======== 提供データ
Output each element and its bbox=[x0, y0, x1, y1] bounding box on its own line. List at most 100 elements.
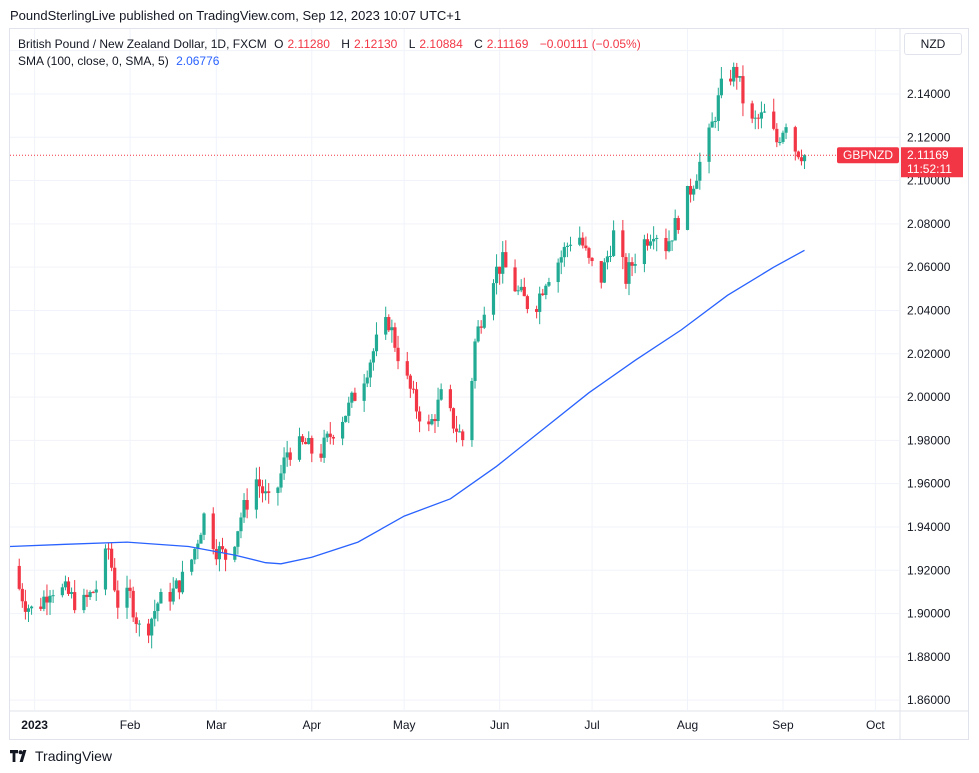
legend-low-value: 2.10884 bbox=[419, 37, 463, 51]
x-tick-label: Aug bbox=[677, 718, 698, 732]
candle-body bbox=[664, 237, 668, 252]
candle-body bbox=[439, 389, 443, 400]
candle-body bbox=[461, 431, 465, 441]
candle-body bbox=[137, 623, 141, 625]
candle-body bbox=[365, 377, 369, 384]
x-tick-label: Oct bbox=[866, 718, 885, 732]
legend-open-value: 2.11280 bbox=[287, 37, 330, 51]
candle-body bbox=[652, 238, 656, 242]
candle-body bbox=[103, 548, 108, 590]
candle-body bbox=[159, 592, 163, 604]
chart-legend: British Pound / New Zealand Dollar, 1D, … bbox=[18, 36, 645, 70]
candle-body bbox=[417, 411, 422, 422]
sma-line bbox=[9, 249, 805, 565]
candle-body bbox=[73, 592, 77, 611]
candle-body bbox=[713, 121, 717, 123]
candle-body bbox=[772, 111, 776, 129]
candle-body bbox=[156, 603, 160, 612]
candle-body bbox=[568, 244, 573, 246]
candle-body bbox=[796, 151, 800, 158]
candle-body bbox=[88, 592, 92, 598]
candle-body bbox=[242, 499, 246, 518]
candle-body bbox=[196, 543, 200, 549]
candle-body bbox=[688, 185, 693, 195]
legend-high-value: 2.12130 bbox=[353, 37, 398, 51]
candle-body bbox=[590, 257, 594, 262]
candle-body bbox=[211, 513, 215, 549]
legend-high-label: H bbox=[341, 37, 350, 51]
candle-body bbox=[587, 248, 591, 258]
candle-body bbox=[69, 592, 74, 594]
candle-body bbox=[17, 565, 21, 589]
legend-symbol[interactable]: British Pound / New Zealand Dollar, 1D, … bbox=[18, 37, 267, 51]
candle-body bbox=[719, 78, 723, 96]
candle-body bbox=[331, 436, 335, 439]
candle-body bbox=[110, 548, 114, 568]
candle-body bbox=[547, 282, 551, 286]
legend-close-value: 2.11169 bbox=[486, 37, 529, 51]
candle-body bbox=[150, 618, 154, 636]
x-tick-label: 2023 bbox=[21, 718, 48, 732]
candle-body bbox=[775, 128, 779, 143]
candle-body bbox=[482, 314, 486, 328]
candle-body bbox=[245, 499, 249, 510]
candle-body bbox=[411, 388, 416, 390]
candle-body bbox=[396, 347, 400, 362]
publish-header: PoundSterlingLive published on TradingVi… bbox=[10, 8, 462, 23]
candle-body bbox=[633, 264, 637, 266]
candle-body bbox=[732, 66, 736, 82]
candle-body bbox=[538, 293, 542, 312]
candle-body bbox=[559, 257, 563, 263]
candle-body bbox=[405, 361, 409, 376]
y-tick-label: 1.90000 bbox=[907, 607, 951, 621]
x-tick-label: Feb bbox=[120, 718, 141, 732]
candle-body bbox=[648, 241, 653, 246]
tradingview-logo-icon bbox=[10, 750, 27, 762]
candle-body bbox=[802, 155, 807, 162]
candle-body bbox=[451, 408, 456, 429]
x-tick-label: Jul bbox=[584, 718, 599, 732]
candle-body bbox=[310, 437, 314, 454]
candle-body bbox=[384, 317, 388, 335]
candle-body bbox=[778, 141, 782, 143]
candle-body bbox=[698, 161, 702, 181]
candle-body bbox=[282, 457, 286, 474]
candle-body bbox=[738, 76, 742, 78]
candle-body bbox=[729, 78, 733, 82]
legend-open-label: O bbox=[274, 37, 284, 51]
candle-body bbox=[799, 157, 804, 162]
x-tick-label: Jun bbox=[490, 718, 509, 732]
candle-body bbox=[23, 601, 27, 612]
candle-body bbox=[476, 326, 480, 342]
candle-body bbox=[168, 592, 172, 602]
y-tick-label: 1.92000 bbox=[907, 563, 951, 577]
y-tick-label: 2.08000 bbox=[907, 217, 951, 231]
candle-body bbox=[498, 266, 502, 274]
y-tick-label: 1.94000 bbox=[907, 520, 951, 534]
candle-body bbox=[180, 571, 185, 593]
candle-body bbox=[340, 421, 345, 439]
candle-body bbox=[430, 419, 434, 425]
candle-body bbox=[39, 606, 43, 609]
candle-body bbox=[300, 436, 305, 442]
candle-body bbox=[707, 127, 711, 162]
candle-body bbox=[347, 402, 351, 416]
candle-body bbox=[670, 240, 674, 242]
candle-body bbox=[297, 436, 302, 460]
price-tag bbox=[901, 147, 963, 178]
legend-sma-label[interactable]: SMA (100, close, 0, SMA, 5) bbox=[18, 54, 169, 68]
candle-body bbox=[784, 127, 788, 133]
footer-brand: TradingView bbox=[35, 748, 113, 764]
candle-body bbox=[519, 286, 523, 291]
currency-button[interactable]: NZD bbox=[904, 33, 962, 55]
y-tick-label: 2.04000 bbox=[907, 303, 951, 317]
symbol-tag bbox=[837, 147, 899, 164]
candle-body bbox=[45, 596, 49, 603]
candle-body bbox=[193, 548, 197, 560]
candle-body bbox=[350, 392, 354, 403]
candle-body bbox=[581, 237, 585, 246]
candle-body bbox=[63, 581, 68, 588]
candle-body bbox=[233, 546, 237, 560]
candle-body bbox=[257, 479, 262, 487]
================
## 課題
上のすべてのレコードの各行を、一字一句変えずにそのまま返してください。画像は回答に含めないでください。

## 記述回答
Output each element and its bbox=[x0, y0, x1, y1] bounding box on its own line. List at most 100 elements.
legend-low-value: 2.10884 bbox=[419, 37, 463, 51]
x-tick-label: Aug bbox=[677, 718, 698, 732]
candle-body bbox=[664, 237, 668, 252]
candle-body bbox=[439, 389, 443, 400]
candle-body bbox=[461, 431, 465, 441]
candle-body bbox=[137, 623, 141, 625]
candle-body bbox=[365, 377, 369, 384]
x-tick-label: Oct bbox=[866, 718, 885, 732]
legend-open-value: 2.11280 bbox=[287, 37, 330, 51]
candle-body bbox=[652, 238, 656, 242]
candle-body bbox=[103, 548, 108, 590]
candle-body bbox=[159, 592, 163, 604]
chart-legend: British Pound / New Zealand Dollar, 1D, … bbox=[18, 36, 645, 70]
candle-body bbox=[417, 411, 422, 422]
sma-line bbox=[9, 249, 805, 565]
candle-body bbox=[73, 592, 77, 611]
candle-body bbox=[713, 121, 717, 123]
candle-body bbox=[772, 111, 776, 129]
candle-body bbox=[156, 603, 160, 612]
candle-body bbox=[568, 244, 573, 246]
candle-body bbox=[796, 151, 800, 158]
candle-body bbox=[88, 592, 92, 598]
candle-body bbox=[242, 499, 246, 518]
candle-body bbox=[196, 543, 200, 549]
candle-body bbox=[688, 185, 693, 195]
legend-high-value: 2.12130 bbox=[353, 37, 398, 51]
candle-body bbox=[590, 257, 594, 262]
candle-body bbox=[211, 513, 215, 549]
legend-high-label: H bbox=[341, 37, 350, 51]
candle-body bbox=[587, 248, 591, 258]
candle-body bbox=[69, 592, 74, 594]
candle-body bbox=[17, 565, 21, 589]
legend-symbol[interactable]: British Pound / New Zealand Dollar, 1D, … bbox=[18, 37, 267, 51]
candle-body bbox=[719, 78, 723, 96]
candle-body bbox=[331, 436, 335, 439]
candle-body bbox=[110, 548, 114, 568]
candle-body bbox=[547, 282, 551, 286]
legend-close-value: 2.11169 bbox=[486, 37, 529, 51]
candle-body bbox=[150, 618, 154, 636]
x-tick-label: 2023 bbox=[21, 718, 48, 732]
candle-body bbox=[775, 128, 779, 143]
candle-body bbox=[482, 314, 486, 328]
candle-body bbox=[245, 499, 249, 510]
candle-body bbox=[411, 388, 416, 390]
candle-body bbox=[396, 347, 400, 362]
publish-header: PoundSterlingLive published on TradingVi… bbox=[10, 8, 462, 23]
candle-body bbox=[633, 264, 637, 266]
candle-body bbox=[732, 66, 736, 82]
candle-body bbox=[538, 293, 542, 312]
candle-body bbox=[559, 257, 563, 263]
candle-body bbox=[405, 361, 409, 376]
y-tick-label: 1.90000 bbox=[907, 607, 951, 621]
x-tick-label: Feb bbox=[120, 718, 141, 732]
candle-body bbox=[648, 241, 653, 246]
tradingview-logo-icon bbox=[10, 750, 27, 762]
candle-body bbox=[802, 155, 807, 162]
candle-body bbox=[451, 408, 456, 429]
x-tick-label: Jul bbox=[584, 718, 599, 732]
candle-body bbox=[310, 437, 314, 454]
candle-body bbox=[384, 317, 388, 335]
candle-body bbox=[778, 141, 782, 143]
candle-body bbox=[698, 161, 702, 181]
candle-body bbox=[282, 457, 286, 474]
candle-body bbox=[738, 76, 742, 78]
candle-body bbox=[729, 78, 733, 82]
legend-open-label: O bbox=[274, 37, 284, 51]
candle-body bbox=[799, 157, 804, 162]
x-tick-label: Jun bbox=[490, 718, 509, 732]
candle-body bbox=[23, 601, 27, 612]
candle-body bbox=[476, 326, 480, 342]
candle-body bbox=[168, 592, 172, 602]
y-tick-label: 1.92000 bbox=[907, 563, 951, 577]
y-tick-label: 2.08000 bbox=[907, 217, 951, 231]
candle-body bbox=[498, 266, 502, 274]
y-tick-label: 1.94000 bbox=[907, 520, 951, 534]
candle-body bbox=[180, 571, 185, 593]
candle-body bbox=[340, 421, 345, 439]
candle-body bbox=[430, 419, 434, 425]
candle-body bbox=[39, 606, 43, 609]
candle-body bbox=[300, 436, 305, 442]
candle-body bbox=[707, 127, 711, 162]
candle-body bbox=[347, 402, 351, 416]
candle-body bbox=[670, 240, 674, 242]
candle-body bbox=[297, 436, 302, 460]
price-tag bbox=[901, 147, 963, 178]
legend-sma-label[interactable]: SMA (100, close, 0, SMA, 5) bbox=[18, 54, 169, 68]
candle-body bbox=[784, 127, 788, 133]
footer-brand: TradingView bbox=[35, 748, 113, 764]
candle-body bbox=[519, 286, 523, 291]
currency-button[interactable]: NZD bbox=[904, 33, 962, 55]
y-tick-label: 2.04000 bbox=[907, 303, 951, 317]
symbol-tag bbox=[837, 147, 899, 164]
candle-body bbox=[45, 596, 49, 603]
candle-body bbox=[193, 548, 197, 560]
candle-body bbox=[350, 392, 354, 403]
candle-body bbox=[581, 237, 585, 246]
candle-body bbox=[63, 581, 68, 588]
candle-body bbox=[233, 546, 237, 560]
candle-body bbox=[257, 479, 262, 487]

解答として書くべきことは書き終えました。